**Selected text**
2016-08-12 Thread Ashish K Singh (JIRA)

[ 
https://issues.apache.org/jira/browse/KAFKA-2629?page=com.atlassian.jira.plugin.system.issuetabpanels:comment-tabpanel=15418941#comment-15418941
 ] 

Ashish K Singh commented on KAFKA-2629:
---

[~bharatviswa] the way we do it is that for password configs we provide path to 
an executable instead of plaintext password, and in Kafka application we 
execute that executable to get the password.

> Enable getting SSL password from an executable rather than passing plaintext 
> password
> -
>
> Key: KAFKA-2629
> URL: https://issues.apache.org/jira/browse/KAFKA-2629
> Project: Kafka
>  Issue Type: Improvement
>  Components: security
>Affects Versions: 0.9.0.0
>Reporter: Ashish K Singh
>Assignee: Ashish K Singh
>
> Currently there are a couple of options to pass SSL passwords to Kafka, i.e., 
> via properties file or via command line argument. Both of these are not 
> recommended security practices.
> * A password on a command line is a no-no: it's trivial to see that password 
> just by using the 'ps' utility.
> * Putting a password into a file, and then passing the location to that file, 
> is the next best option. The access to the file will be governed by unix 
> access permissions which we all know and love. The downside is that the 
> password is still just sitting there in a file, and those who have access can 
> still see it trivially.

**What to do**
Could you output the Kafka JIRA comment above in full, word for word?

**Information provided**
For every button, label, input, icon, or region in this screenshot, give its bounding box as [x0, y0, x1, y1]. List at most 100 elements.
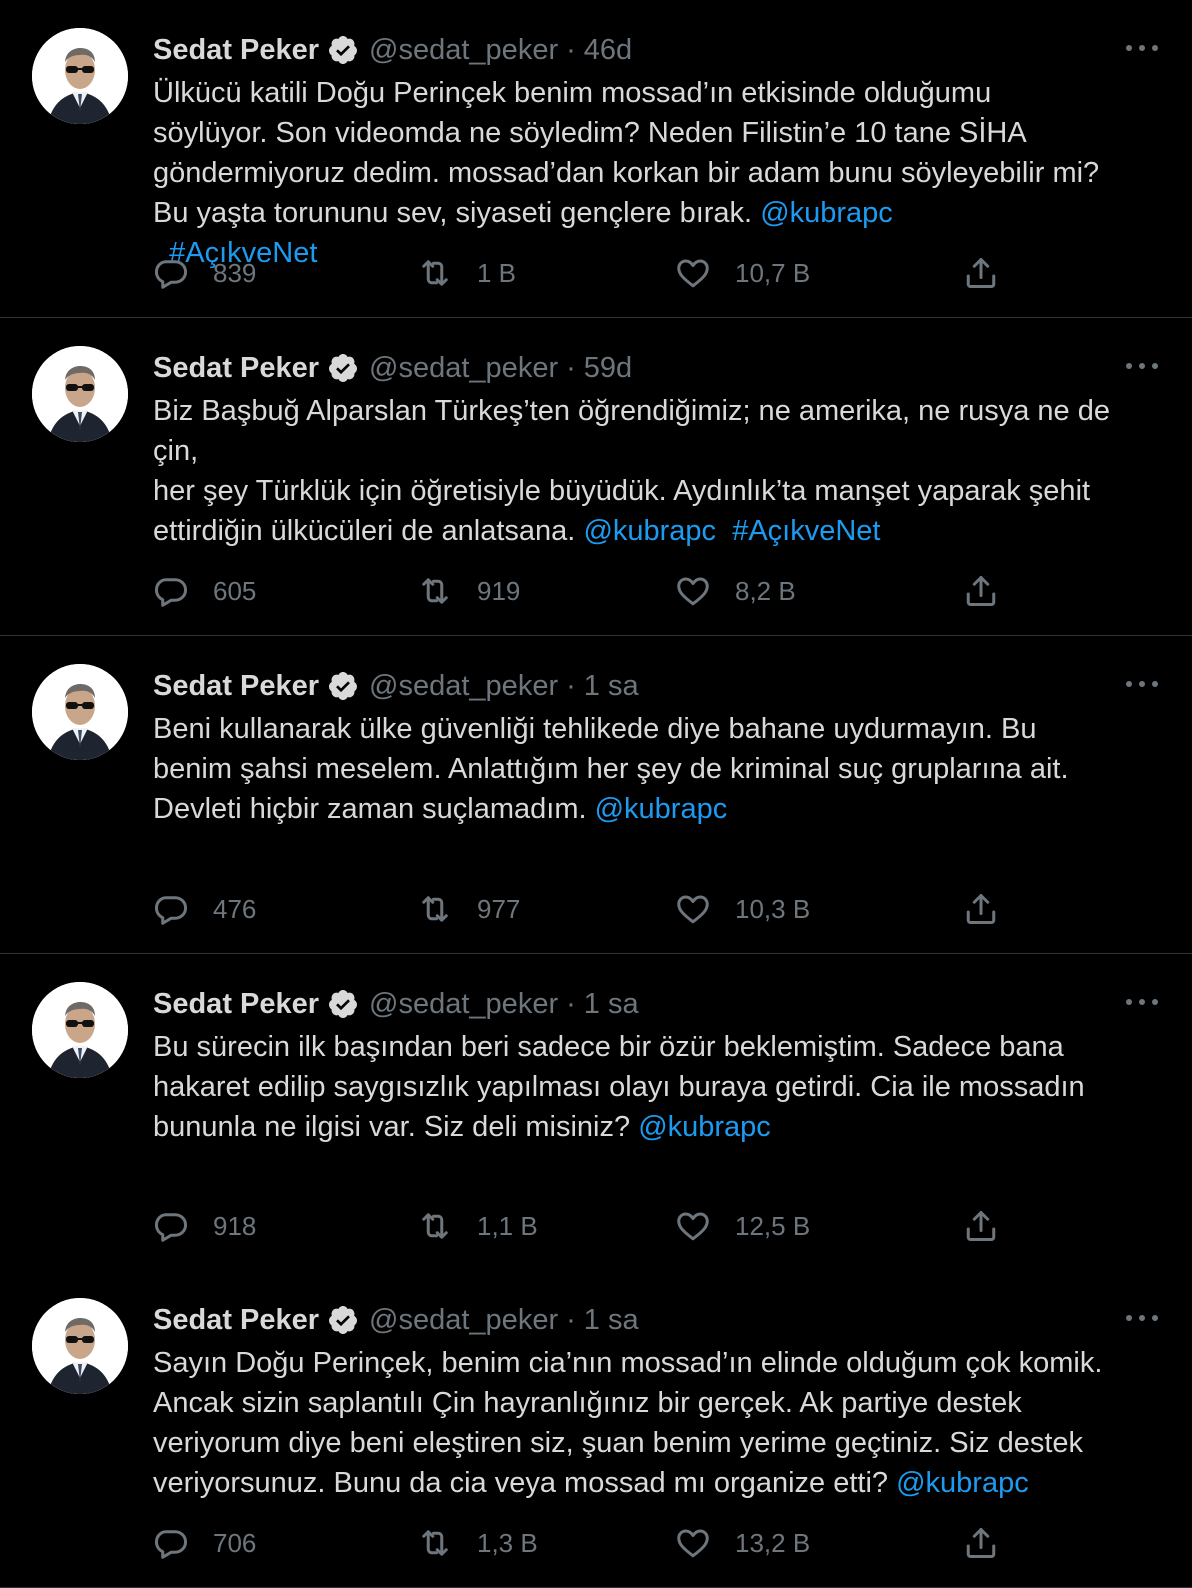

**Response to this exercise**
2016-08-12 Thread Ashish K Singh (JIRA)

[ 
https://issues.apache.org/jira/browse/KAFKA-2629?page=com.atlassian.jira.plugin.system.issuetabpanels:comment-tabpanel=15418941#comment-15418941
 ] 

Ashish K Singh commented on KAFKA-2629:
---

[~bharatviswa] the way we do it is that for password configs we provide path to 
an executable instead of plaintext password, and in Kafka application we 
execute that executable to get the password.

> Enable getting SSL password from an executable rather than passing plaintext 
> password
> -
>
> Key: KAFKA-2629
> URL: https://issues.apache.org/jira/browse/KAFKA-2629
> Project: Kafka
>  Issue Type: Improvement
>  Components: security
>Affects Versions: 0.9.0.0
>Reporter: Ashish K Singh
>Assignee: Ashish K Singh
>
> Currently there are a couple of options to pass SSL passwords to Kafka, i.e., 
> via properties file or via command line argument. Both of these are not 
> recommended security practices.
> * A password on a command line is a no-no: it's trivial to see that password 
> just by using the 'ps' utility.
> * Putting a password into a file, and then passing the location to that file, 
> is the next best option. The access to the file will be governed by unix 
> access permissions which we all know and love. The downside is that the 
> password is still just sitting there in a file, and those who have access can 
> still see it trivially.